--- Start RECORDS SHOWN ---

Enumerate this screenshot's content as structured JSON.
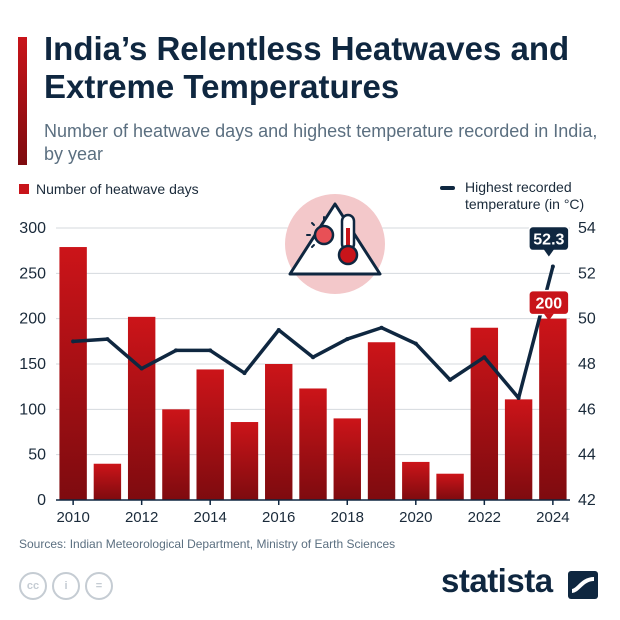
{
  "colors": {
    "bar": "#c8141a",
    "bar_dark": "#7e0b0f",
    "line": "#0f2740",
    "accent": "#c8141a",
    "grid": "#d4d9de"
  },
  "header": {
    "title": "India’s Relentless Heatwaves and Extreme Temperatures",
    "subtitle": "Number of heatwave days and highest temperature recorded in India, by year"
  },
  "legend": {
    "bars": "Number of heatwave days",
    "line": "Highest recorded temperature (in °C)"
  },
  "icon": "thermometer-warning-icon",
  "chart_data": {
    "type": "bar",
    "categories": [
      2010,
      2011,
      2012,
      2013,
      2014,
      2015,
      2016,
      2017,
      2018,
      2019,
      2020,
      2021,
      2022,
      2023,
      2024
    ],
    "x_tick_labels": [
      "2010",
      "2012",
      "2014",
      "2016",
      "2018",
      "2020",
      "2022",
      "2024"
    ],
    "series": [
      {
        "name": "Number of heatwave days",
        "type": "bar",
        "axis": "left",
        "values": [
          279,
          40,
          202,
          100,
          144,
          86,
          150,
          123,
          90,
          174,
          42,
          29,
          190,
          111,
          200
        ]
      },
      {
        "name": "Highest recorded temperature (in °C)",
        "type": "line",
        "axis": "right",
        "values": [
          49.0,
          49.1,
          47.8,
          48.6,
          48.6,
          47.6,
          49.5,
          48.3,
          49.1,
          49.6,
          48.9,
          47.3,
          48.3,
          46.5,
          52.3
        ]
      }
    ],
    "y_left": {
      "lim": [
        0,
        300
      ],
      "ticks": [
        0,
        50,
        100,
        150,
        200,
        250,
        300
      ]
    },
    "y_right": {
      "lim": [
        42,
        54
      ],
      "ticks": [
        42,
        44,
        46,
        48,
        50,
        52,
        54
      ]
    },
    "annotations": [
      {
        "label": "52.3",
        "series": "Highest recorded temperature (in °C)",
        "category": 2024
      },
      {
        "label": "200",
        "series": "Number of heatwave days",
        "category": 2024
      }
    ],
    "grid": true,
    "legend_position": "top"
  },
  "footer": {
    "source": "Sources: Indian Meteorological Department, Ministry of Earth Sciences",
    "brand": "statista",
    "license_icons": [
      "cc",
      "i",
      "="
    ]
  }
}
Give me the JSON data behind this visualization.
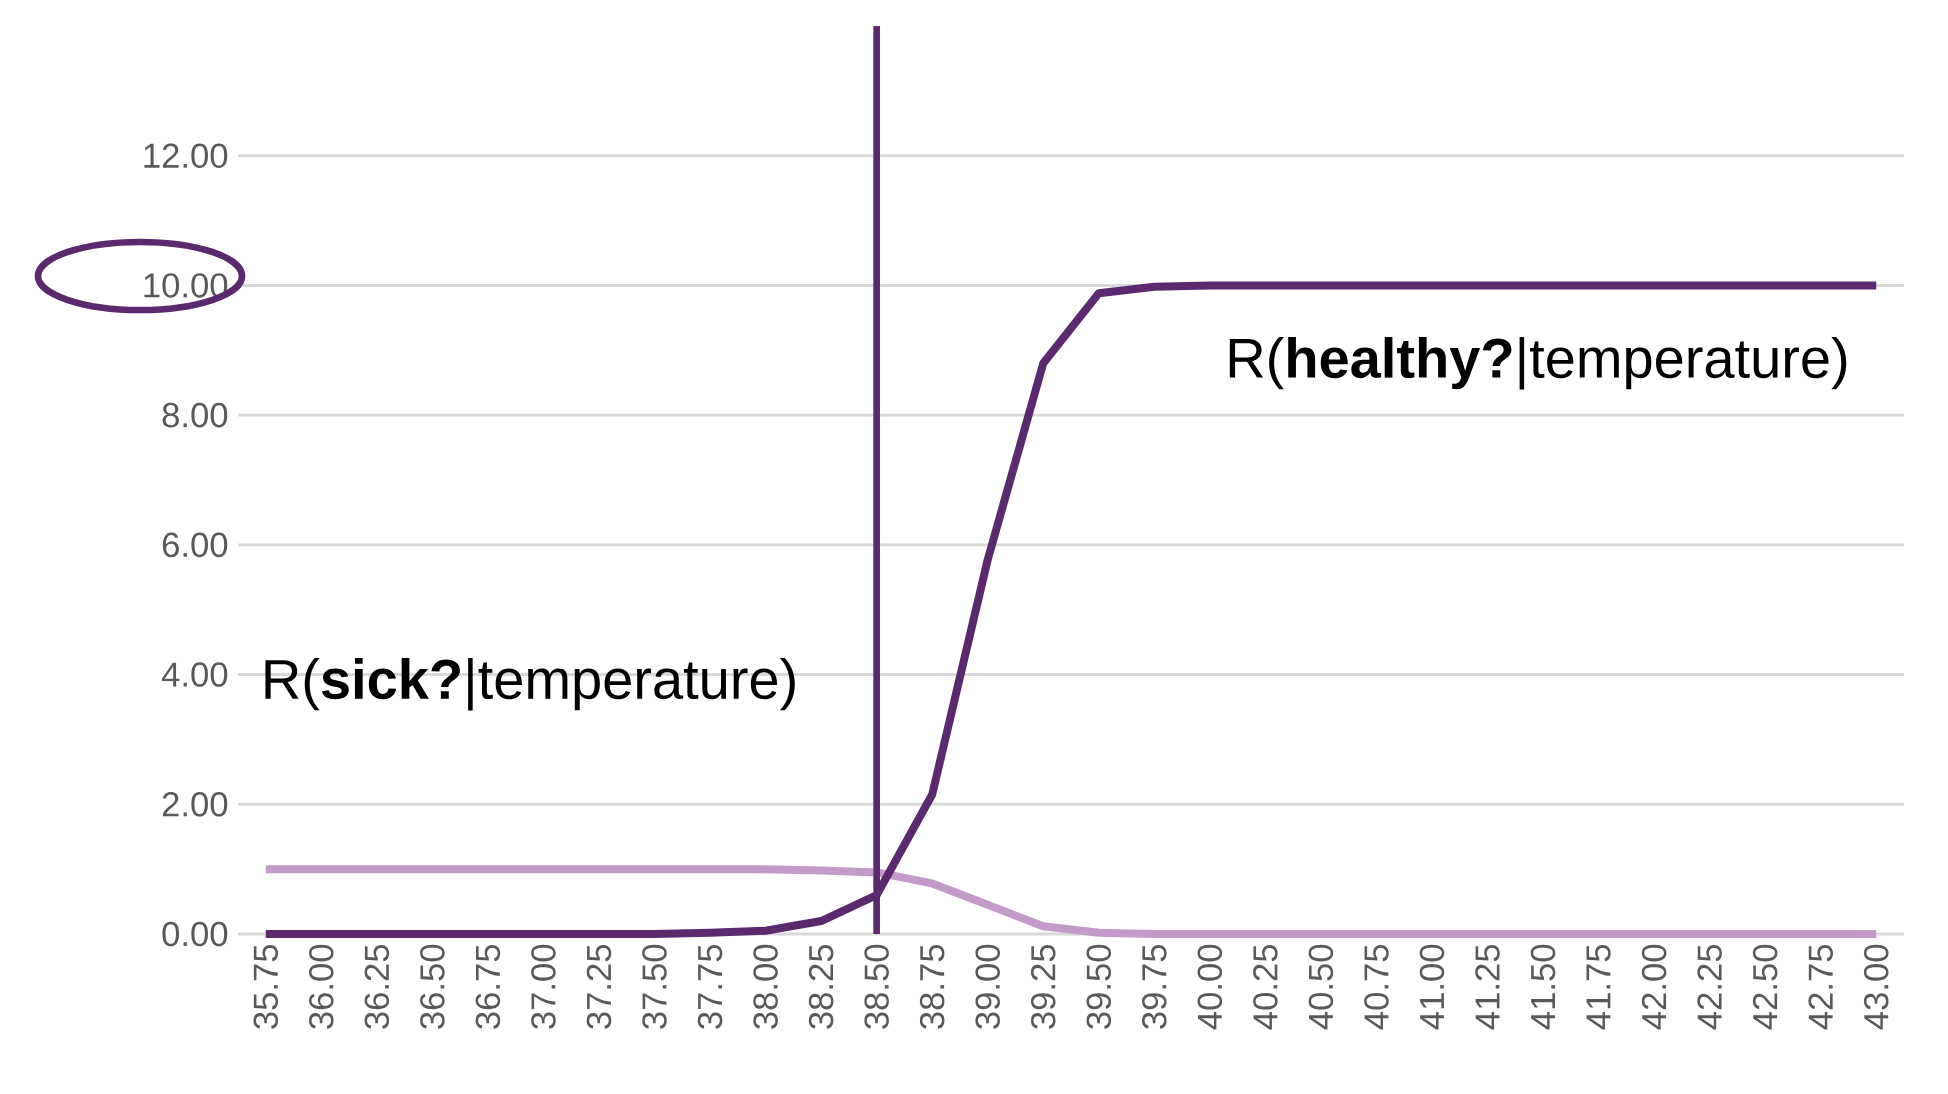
{
  "chart_data": {
    "type": "line",
    "categories": [
      "35.75",
      "36.00",
      "36.25",
      "36.50",
      "36.75",
      "37.00",
      "37.25",
      "37.50",
      "37.75",
      "38.00",
      "38.25",
      "38.50",
      "38.75",
      "39.00",
      "39.25",
      "39.50",
      "39.75",
      "40.00",
      "40.25",
      "40.50",
      "40.75",
      "41.00",
      "41.25",
      "41.50",
      "41.75",
      "42.00",
      "42.25",
      "42.50",
      "42.75",
      "43.00"
    ],
    "series": [
      {
        "color": "#c39bc8",
        "values": [
          1,
          1,
          1,
          1,
          1,
          1,
          1,
          1,
          1,
          1,
          0.98,
          0.95,
          0.78,
          0.45,
          0.12,
          0.02,
          0,
          0,
          0,
          0,
          0,
          0,
          0,
          0,
          0,
          0,
          0,
          0,
          0,
          0
        ]
      },
      {
        "color": "#5b2a6e",
        "values": [
          0,
          0,
          0,
          0,
          0,
          0,
          0,
          0,
          0.02,
          0.05,
          0.2,
          0.6,
          2.15,
          5.77,
          8.8,
          9.88,
          9.98,
          10,
          10,
          10,
          10,
          10,
          10,
          10,
          10,
          10,
          10,
          10,
          10,
          10
        ]
      }
    ],
    "ylim": [
      0,
      14
    ],
    "yticks": [
      {
        "value": 0,
        "label": "0.00"
      },
      {
        "value": 2,
        "label": "2.00"
      },
      {
        "value": 4,
        "label": "4.00"
      },
      {
        "value": 6,
        "label": "6.00"
      },
      {
        "value": 8,
        "label": "8.00"
      },
      {
        "value": 10,
        "label": "10.00"
      },
      {
        "value": 12,
        "label": "12.00"
      }
    ],
    "grid": "y",
    "ref_lines": [
      {
        "axis": "x",
        "value": "38.50",
        "color": "#5b2a6e"
      }
    ],
    "annotations": [
      "R(**sick?**|temperature)",
      "R(**healthy?**|temperature)"
    ]
  }
}
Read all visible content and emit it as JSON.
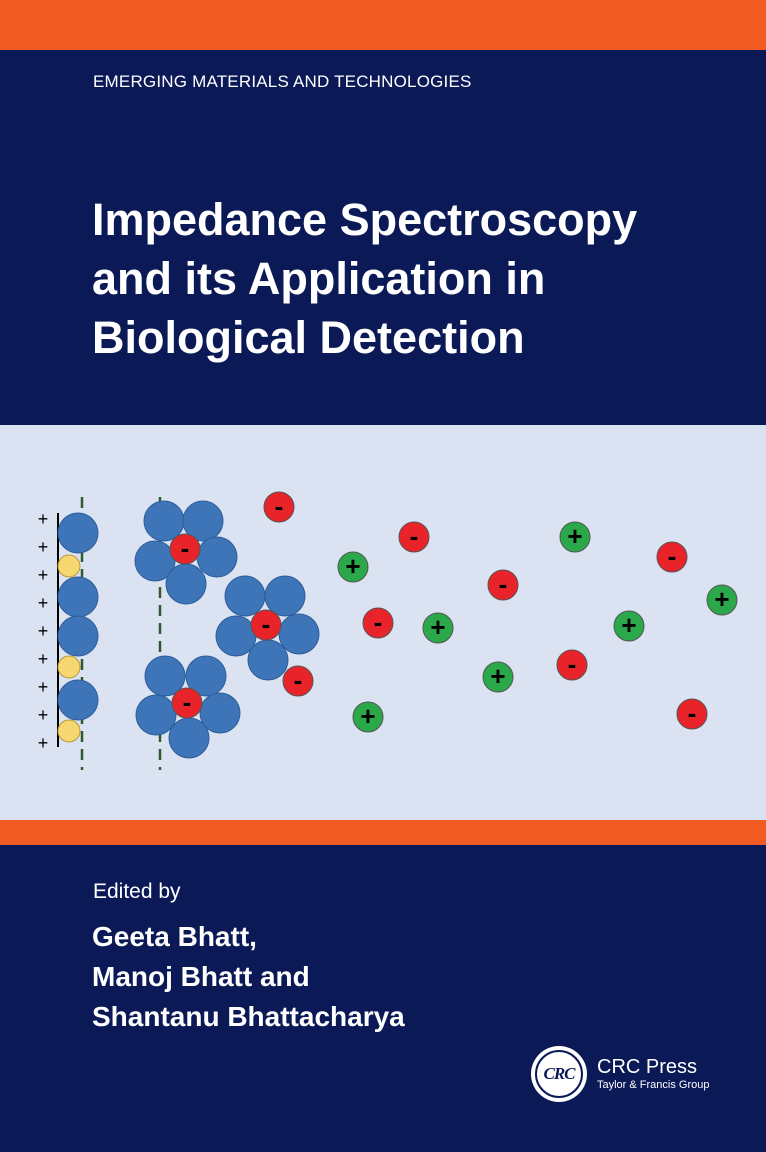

--- End RECORDS SHOWN ---

> **YOUR GOAL**: The records are above. How many lines in them contain the word "recorded"? Give the number alone.

> **RESULT FOR THIS TASK**: 4